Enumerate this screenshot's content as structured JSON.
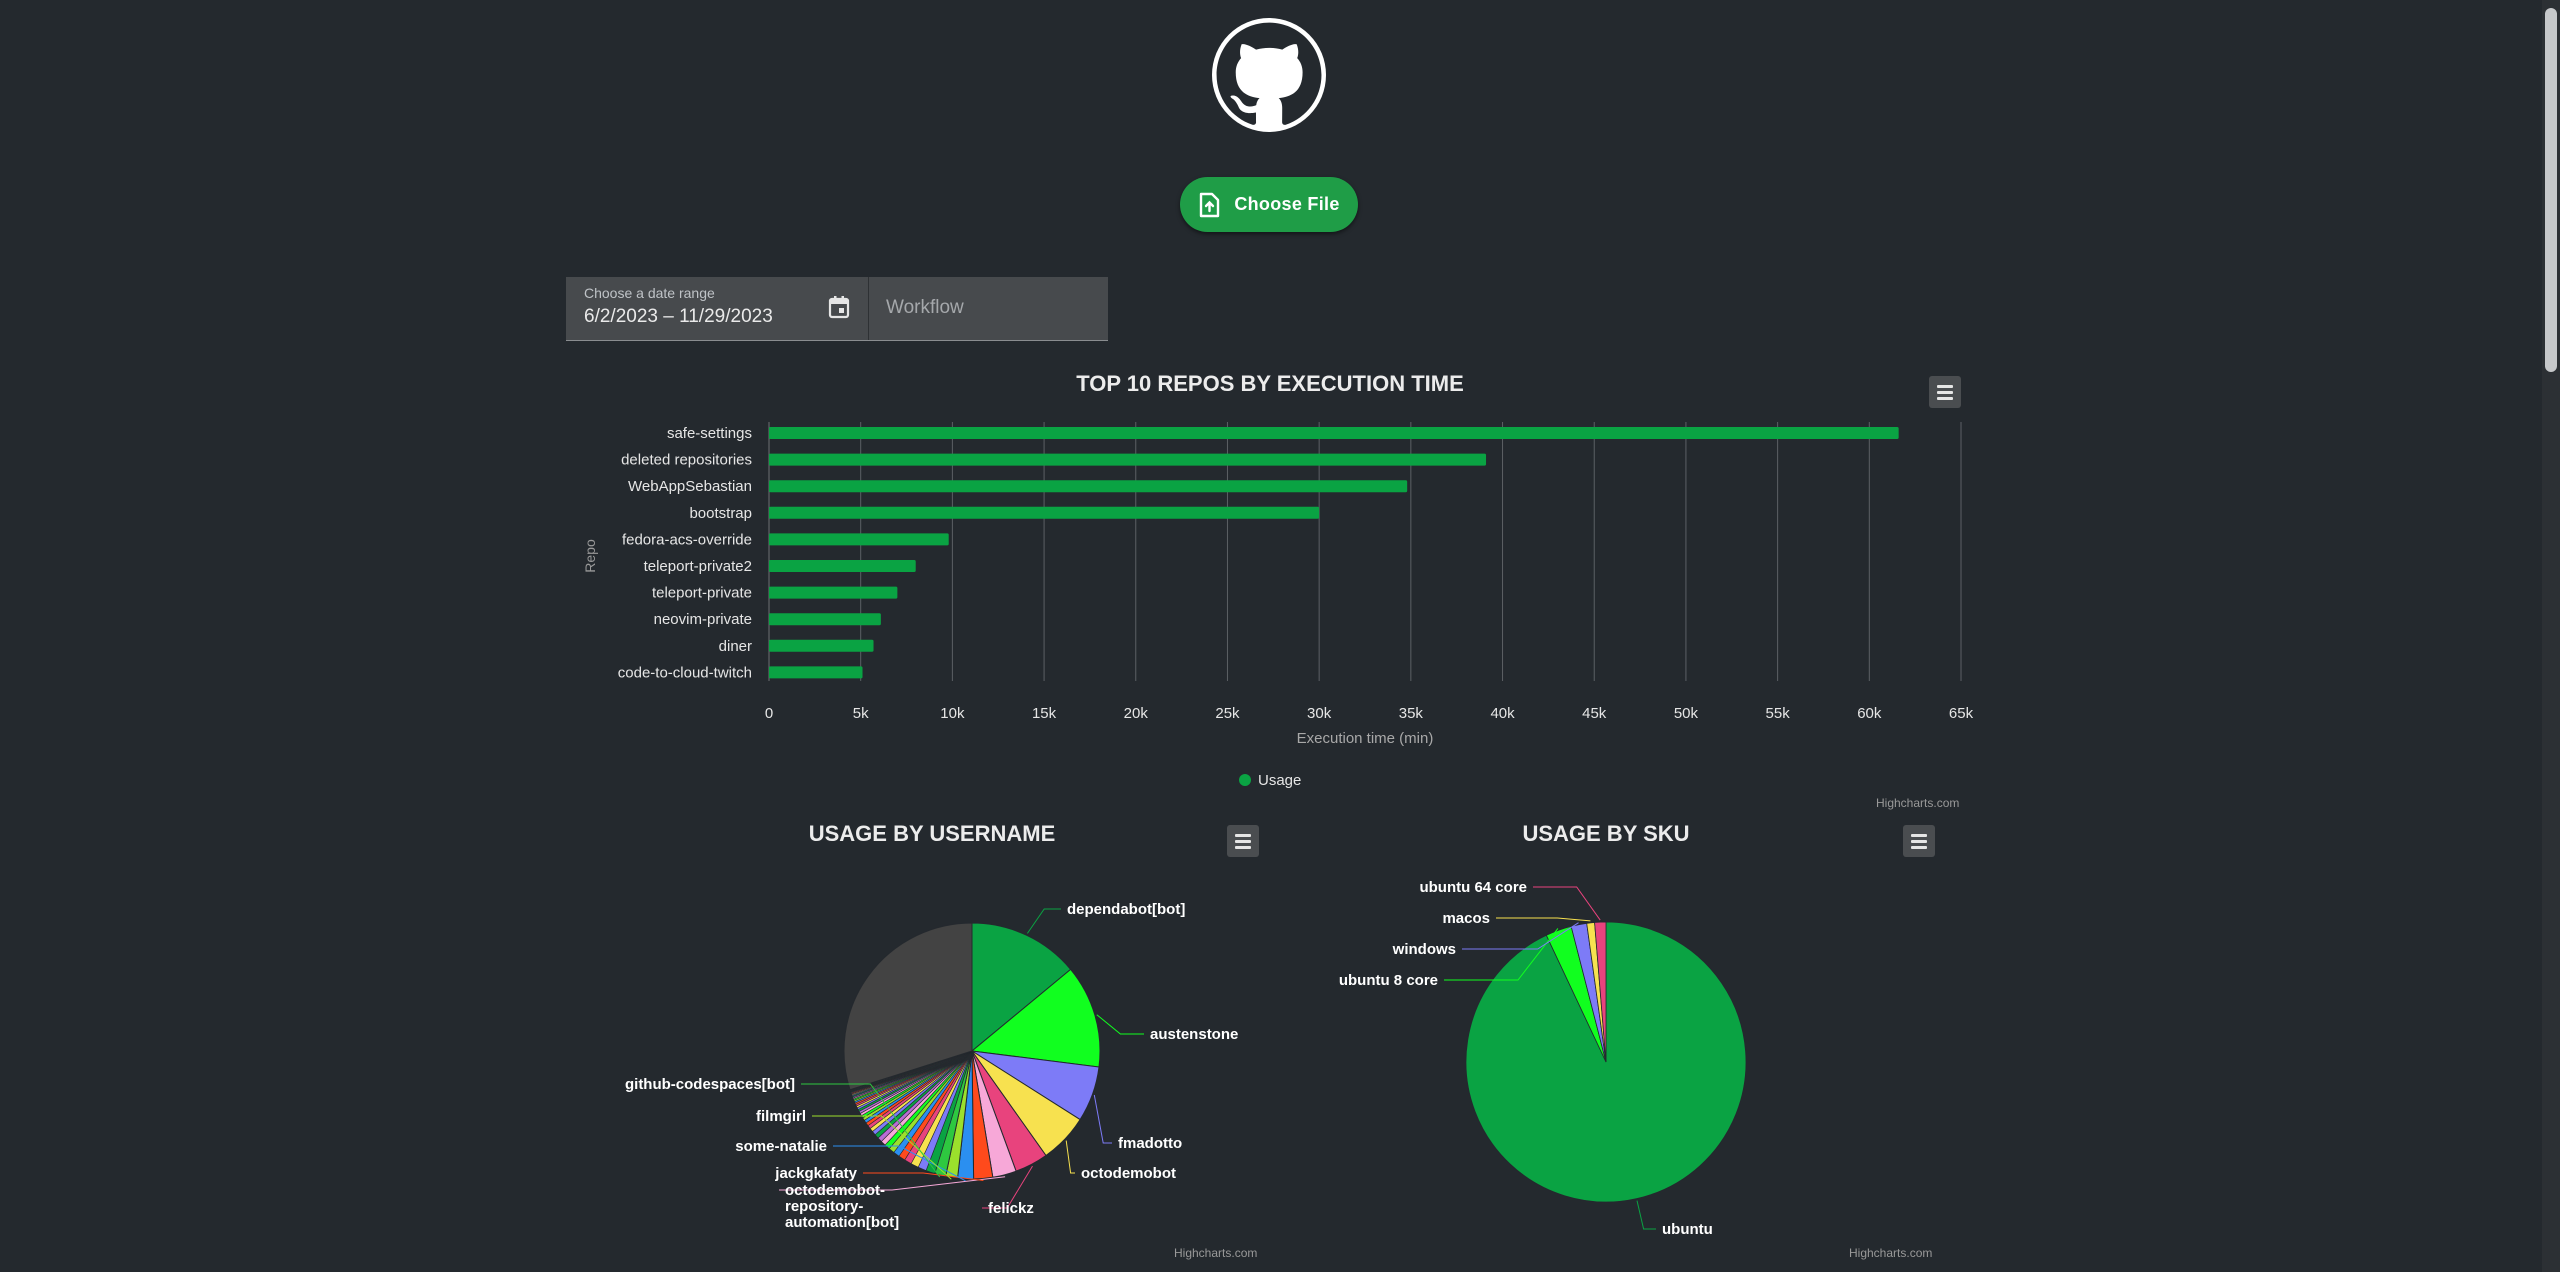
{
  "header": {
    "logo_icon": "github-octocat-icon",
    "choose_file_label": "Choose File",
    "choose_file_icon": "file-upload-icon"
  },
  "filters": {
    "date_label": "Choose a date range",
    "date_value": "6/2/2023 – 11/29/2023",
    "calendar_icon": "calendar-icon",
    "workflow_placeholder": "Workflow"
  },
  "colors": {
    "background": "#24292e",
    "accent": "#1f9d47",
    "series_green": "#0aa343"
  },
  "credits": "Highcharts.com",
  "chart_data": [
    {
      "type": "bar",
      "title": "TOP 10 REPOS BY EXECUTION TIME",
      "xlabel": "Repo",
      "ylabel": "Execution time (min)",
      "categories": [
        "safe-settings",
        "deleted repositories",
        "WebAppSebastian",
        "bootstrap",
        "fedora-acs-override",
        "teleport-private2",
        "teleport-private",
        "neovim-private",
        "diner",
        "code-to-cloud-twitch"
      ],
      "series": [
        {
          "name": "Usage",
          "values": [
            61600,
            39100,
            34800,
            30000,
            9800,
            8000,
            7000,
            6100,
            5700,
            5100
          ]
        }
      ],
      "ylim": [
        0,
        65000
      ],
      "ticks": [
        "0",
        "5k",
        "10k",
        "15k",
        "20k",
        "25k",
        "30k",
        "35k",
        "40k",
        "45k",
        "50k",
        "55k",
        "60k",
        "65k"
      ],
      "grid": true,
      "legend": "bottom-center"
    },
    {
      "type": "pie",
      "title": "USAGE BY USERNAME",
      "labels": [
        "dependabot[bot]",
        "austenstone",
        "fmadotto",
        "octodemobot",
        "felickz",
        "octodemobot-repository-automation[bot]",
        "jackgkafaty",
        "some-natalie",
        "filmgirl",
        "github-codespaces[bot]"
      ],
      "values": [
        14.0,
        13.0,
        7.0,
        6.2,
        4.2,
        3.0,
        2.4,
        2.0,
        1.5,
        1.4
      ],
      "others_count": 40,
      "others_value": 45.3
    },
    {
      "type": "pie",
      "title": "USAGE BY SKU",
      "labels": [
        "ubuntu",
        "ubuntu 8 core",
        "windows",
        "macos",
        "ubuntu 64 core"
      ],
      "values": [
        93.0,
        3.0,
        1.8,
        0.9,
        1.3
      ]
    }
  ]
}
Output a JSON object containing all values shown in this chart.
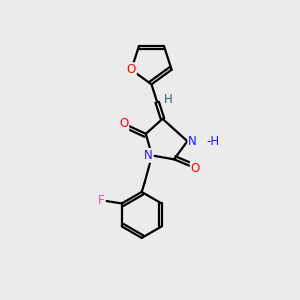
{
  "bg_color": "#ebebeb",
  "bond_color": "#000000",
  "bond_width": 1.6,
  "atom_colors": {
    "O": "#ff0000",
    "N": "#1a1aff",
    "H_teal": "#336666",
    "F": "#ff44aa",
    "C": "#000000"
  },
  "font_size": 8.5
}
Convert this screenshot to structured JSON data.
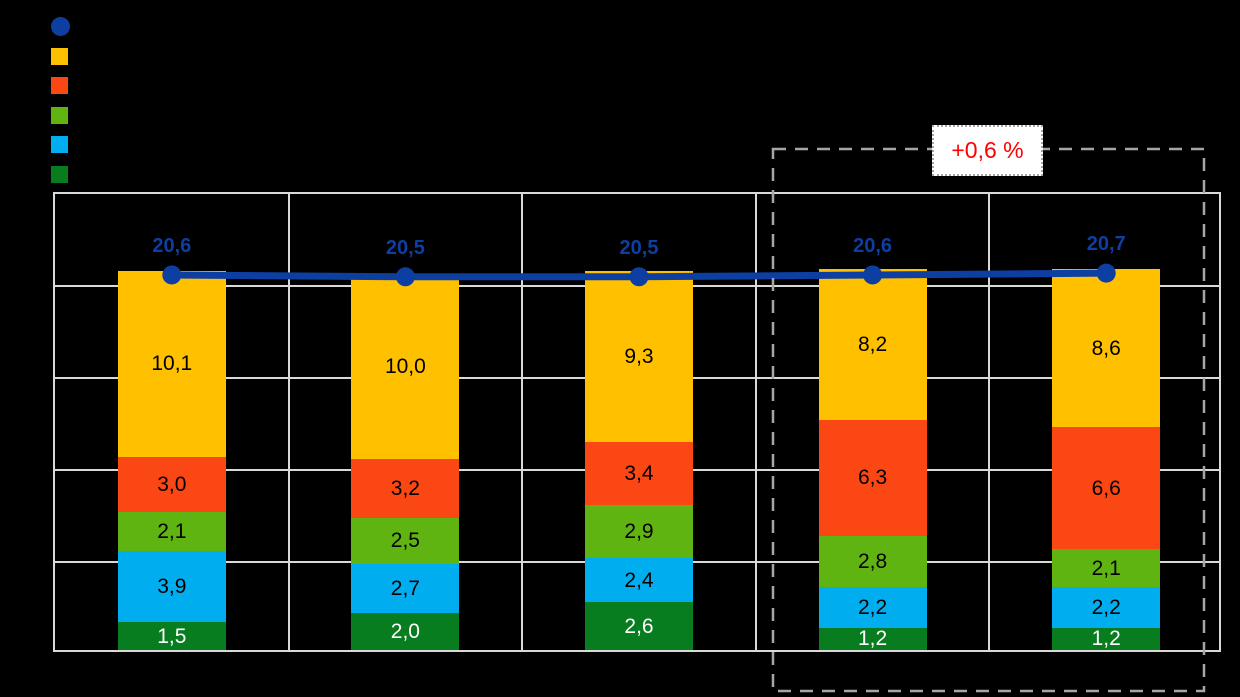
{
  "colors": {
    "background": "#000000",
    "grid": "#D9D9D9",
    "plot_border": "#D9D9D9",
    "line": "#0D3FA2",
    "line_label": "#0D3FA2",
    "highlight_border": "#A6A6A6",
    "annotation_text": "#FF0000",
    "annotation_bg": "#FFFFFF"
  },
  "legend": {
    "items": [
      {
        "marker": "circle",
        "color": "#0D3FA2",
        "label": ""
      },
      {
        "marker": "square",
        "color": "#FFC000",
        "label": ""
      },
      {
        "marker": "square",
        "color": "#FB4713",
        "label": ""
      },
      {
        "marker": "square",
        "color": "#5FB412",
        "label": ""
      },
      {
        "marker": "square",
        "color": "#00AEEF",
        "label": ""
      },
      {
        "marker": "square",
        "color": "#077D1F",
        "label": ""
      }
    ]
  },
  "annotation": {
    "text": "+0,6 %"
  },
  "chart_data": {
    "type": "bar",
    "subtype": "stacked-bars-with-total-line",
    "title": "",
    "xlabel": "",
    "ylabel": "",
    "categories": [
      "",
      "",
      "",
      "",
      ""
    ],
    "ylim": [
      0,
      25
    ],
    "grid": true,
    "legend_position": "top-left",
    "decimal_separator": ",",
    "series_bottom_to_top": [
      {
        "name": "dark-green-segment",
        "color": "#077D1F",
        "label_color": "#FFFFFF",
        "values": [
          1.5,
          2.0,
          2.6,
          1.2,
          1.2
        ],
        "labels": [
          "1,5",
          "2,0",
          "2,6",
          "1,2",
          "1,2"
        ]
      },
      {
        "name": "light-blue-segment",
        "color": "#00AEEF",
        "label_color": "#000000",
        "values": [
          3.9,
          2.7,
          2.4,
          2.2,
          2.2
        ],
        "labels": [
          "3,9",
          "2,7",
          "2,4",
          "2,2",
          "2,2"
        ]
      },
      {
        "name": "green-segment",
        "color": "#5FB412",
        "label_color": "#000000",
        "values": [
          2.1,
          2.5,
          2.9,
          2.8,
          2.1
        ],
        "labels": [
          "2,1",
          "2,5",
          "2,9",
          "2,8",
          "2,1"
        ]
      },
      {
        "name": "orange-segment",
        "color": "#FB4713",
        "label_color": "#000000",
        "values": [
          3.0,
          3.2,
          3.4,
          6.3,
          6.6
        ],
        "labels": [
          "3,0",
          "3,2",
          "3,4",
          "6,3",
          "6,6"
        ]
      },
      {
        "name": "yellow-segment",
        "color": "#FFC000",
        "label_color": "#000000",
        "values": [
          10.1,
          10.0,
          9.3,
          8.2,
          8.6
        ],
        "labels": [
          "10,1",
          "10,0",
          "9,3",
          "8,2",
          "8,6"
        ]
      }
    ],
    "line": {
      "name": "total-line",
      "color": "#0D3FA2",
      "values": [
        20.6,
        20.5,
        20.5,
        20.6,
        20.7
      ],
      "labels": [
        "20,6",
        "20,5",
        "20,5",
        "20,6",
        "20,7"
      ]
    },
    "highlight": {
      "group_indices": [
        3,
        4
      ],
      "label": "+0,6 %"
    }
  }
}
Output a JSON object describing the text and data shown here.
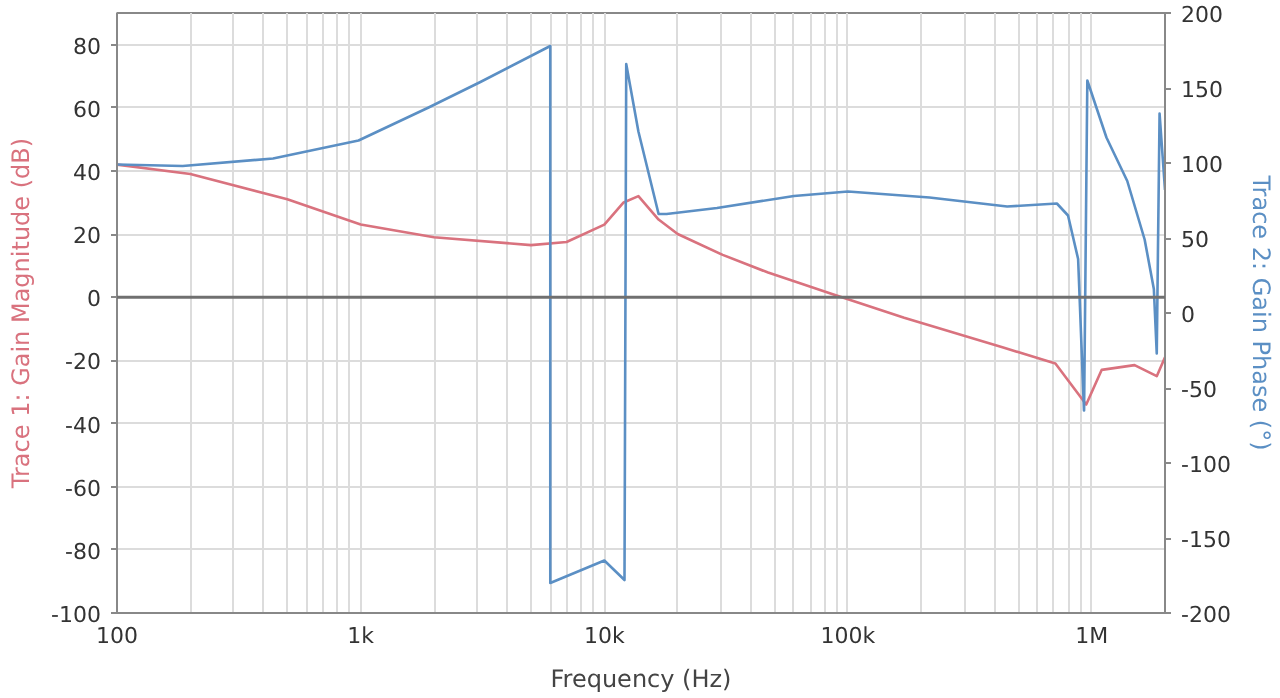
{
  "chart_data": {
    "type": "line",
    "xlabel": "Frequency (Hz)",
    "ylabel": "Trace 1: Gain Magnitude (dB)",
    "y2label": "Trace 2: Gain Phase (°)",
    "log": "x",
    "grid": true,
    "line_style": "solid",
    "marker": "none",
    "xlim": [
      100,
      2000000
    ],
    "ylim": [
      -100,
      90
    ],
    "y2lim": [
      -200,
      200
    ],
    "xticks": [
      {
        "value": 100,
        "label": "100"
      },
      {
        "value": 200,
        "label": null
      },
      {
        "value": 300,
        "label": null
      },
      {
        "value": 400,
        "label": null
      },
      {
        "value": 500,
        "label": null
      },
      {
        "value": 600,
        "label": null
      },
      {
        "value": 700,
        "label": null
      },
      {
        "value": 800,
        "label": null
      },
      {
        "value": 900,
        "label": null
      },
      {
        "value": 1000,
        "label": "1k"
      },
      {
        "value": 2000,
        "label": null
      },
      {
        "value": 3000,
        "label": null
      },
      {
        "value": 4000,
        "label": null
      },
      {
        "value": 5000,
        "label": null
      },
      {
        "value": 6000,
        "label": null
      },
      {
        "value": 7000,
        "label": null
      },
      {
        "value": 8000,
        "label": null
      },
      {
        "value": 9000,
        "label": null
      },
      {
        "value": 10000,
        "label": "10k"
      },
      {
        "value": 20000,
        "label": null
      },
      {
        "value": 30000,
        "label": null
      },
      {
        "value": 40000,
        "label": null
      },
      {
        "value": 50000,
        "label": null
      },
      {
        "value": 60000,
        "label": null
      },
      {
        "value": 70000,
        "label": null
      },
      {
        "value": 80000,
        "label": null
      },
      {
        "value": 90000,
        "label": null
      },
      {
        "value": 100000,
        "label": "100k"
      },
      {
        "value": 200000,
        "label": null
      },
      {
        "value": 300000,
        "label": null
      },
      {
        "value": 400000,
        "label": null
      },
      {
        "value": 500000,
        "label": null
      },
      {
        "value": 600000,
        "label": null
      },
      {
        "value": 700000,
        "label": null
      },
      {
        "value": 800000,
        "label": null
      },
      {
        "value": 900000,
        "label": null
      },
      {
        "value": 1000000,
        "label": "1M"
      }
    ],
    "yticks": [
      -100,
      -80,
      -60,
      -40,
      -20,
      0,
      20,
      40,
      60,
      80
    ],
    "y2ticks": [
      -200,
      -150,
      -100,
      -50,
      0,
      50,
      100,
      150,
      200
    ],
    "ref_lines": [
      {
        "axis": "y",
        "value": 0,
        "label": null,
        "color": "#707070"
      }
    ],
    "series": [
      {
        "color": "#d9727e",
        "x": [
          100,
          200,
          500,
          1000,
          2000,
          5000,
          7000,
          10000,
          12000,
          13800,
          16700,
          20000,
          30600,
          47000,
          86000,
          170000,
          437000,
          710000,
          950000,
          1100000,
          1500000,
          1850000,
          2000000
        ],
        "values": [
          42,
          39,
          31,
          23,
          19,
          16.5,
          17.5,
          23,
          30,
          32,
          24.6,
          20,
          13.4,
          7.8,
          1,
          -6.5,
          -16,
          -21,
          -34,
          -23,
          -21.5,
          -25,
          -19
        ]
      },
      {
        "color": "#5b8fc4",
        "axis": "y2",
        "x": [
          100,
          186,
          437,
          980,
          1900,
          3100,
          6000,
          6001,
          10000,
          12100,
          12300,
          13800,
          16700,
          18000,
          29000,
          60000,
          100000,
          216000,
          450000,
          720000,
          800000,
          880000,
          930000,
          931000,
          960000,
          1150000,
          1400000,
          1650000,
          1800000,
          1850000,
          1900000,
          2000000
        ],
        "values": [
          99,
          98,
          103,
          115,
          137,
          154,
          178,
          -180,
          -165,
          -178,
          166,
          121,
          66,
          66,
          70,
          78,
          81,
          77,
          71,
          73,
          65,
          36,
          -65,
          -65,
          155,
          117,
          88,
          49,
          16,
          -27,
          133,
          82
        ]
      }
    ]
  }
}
# # #
§ **SET TASK**: Which lines hold the word "FFFFFF"? Copy all of them.

§ **TASK RESPONSE**:
    "annotation_bg": "#FFFFFF"
        "label_color": "#FFFFFF",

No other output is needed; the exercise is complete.